### Exercise input
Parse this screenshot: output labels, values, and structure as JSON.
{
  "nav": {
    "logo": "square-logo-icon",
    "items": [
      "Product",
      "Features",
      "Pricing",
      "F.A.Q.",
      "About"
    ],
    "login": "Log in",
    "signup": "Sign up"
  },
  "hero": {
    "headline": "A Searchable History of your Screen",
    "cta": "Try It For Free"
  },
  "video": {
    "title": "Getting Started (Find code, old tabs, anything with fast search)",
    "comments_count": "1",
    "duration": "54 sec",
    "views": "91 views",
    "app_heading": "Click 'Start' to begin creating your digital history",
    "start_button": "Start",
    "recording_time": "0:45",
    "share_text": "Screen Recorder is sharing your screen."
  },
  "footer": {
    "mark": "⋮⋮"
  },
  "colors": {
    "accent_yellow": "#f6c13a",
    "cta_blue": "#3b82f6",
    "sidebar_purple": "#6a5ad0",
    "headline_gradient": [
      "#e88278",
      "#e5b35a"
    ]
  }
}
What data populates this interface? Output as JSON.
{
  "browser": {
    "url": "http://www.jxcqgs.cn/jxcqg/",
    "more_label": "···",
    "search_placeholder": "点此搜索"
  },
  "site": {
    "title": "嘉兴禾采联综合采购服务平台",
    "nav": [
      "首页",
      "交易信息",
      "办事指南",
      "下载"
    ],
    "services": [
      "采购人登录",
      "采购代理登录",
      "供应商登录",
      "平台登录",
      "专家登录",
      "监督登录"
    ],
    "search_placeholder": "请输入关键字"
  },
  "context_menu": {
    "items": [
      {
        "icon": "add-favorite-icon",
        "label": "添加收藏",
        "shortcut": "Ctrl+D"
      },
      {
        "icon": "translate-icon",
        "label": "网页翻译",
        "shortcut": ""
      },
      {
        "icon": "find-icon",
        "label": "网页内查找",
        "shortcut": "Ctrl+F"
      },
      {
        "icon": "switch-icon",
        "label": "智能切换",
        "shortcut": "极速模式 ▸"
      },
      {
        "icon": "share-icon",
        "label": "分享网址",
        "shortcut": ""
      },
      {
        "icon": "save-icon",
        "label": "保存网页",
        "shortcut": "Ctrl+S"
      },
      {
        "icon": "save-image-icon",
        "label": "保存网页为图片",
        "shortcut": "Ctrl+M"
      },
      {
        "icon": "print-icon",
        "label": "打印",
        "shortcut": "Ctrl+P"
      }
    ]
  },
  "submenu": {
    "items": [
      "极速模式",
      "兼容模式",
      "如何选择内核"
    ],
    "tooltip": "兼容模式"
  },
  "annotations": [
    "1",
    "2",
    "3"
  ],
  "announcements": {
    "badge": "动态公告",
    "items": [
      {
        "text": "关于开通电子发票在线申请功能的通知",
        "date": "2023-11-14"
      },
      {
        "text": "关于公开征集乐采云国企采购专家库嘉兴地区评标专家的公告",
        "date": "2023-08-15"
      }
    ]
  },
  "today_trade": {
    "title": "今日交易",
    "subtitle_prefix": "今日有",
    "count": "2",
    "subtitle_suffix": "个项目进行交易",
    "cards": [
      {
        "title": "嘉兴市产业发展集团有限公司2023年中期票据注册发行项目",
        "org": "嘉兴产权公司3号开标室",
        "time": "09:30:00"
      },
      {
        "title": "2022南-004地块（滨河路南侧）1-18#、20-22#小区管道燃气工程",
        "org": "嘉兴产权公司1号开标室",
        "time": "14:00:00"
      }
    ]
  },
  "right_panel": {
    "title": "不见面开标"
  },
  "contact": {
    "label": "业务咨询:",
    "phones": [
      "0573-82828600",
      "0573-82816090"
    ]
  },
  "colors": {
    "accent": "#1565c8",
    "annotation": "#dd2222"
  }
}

### Goal
Reproduce all the data word for word.

### Solution for this exercise
Parse this screenshot: output labels, values, and structure as JSON.
{
  "nav": {
    "logo": "square-logo-icon",
    "items": [
      "Product",
      "Features",
      "Pricing",
      "F.A.Q.",
      "About"
    ],
    "login": "Log in",
    "signup": "Sign up"
  },
  "hero": {
    "headline": "A Searchable History of your Screen",
    "cta": "Try It For Free"
  },
  "video": {
    "title": "Getting Started (Find code, old tabs, anything with fast search)",
    "comments_count": "1",
    "duration": "54 sec",
    "views": "91 views",
    "app_heading": "Click 'Start' to begin creating your digital history",
    "start_button": "Start",
    "recording_time": "0:45",
    "share_text": "Screen Recorder is sharing your screen."
  },
  "footer": {
    "mark": "⋮⋮"
  },
  "colors": {
    "accent_yellow": "#f6c13a",
    "cta_blue": "#3b82f6",
    "sidebar_purple": "#6a5ad0",
    "headline_gradient": [
      "#e88278",
      "#e5b35a"
    ]
  }
}
What data populates this interface? Output as JSON.
{
  "browser": {
    "url": "http://www.jxcqgs.cn/jxcqg/",
    "more_label": "···",
    "search_placeholder": "点此搜索"
  },
  "site": {
    "title": "嘉兴禾采联综合采购服务平台",
    "nav": [
      "首页",
      "交易信息",
      "办事指南",
      "下载"
    ],
    "services": [
      "采购人登录",
      "采购代理登录",
      "供应商登录",
      "平台登录",
      "专家登录",
      "监督登录"
    ],
    "search_placeholder": "请输入关键字"
  },
  "context_menu": {
    "items": [
      {
        "icon": "add-favorite-icon",
        "label": "添加收藏",
        "shortcut": "Ctrl+D"
      },
      {
        "icon": "translate-icon",
        "label": "网页翻译",
        "shortcut": ""
      },
      {
        "icon": "find-icon",
        "label": "网页内查找",
        "shortcut": "Ctrl+F"
      },
      {
        "icon": "switch-icon",
        "label": "智能切换",
        "shortcut": "极速模式 ▸"
      },
      {
        "icon": "share-icon",
        "label": "分享网址",
        "shortcut": ""
      },
      {
        "icon": "save-icon",
        "label": "保存网页",
        "shortcut": "Ctrl+S"
      },
      {
        "icon": "save-image-icon",
        "label": "保存网页为图片",
        "shortcut": "Ctrl+M"
      },
      {
        "icon": "print-icon",
        "label": "打印",
        "shortcut": "Ctrl+P"
      }
    ]
  },
  "submenu": {
    "items": [
      "极速模式",
      "兼容模式",
      "如何选择内核"
    ],
    "tooltip": "兼容模式"
  },
  "annotations": [
    "1",
    "2",
    "3"
  ],
  "announcements": {
    "badge": "动态公告",
    "items": [
      {
        "text": "关于开通电子发票在线申请功能的通知",
        "date": "2023-11-14"
      },
      {
        "text": "关于公开征集乐采云国企采购专家库嘉兴地区评标专家的公告",
        "date": "2023-08-15"
      }
    ]
  },
  "today_trade": {
    "title": "今日交易",
    "subtitle_prefix": "今日有",
    "count": "2",
    "subtitle_suffix": "个项目进行交易",
    "cards": [
      {
        "title": "嘉兴市产业发展集团有限公司2023年中期票据注册发行项目",
        "org": "嘉兴产权公司3号开标室",
        "time": "09:30:00"
      },
      {
        "title": "2022南-004地块（滨河路南侧）1-18#、20-22#小区管道燃气工程",
        "org": "嘉兴产权公司1号开标室",
        "time": "14:00:00"
      }
    ]
  },
  "right_panel": {
    "title": "不见面开标"
  },
  "contact": {
    "label": "业务咨询:",
    "phones": [
      "0573-82828600",
      "0573-82816090"
    ]
  },
  "colors": {
    "accent": "#1565c8",
    "annotation": "#dd2222"
  }
}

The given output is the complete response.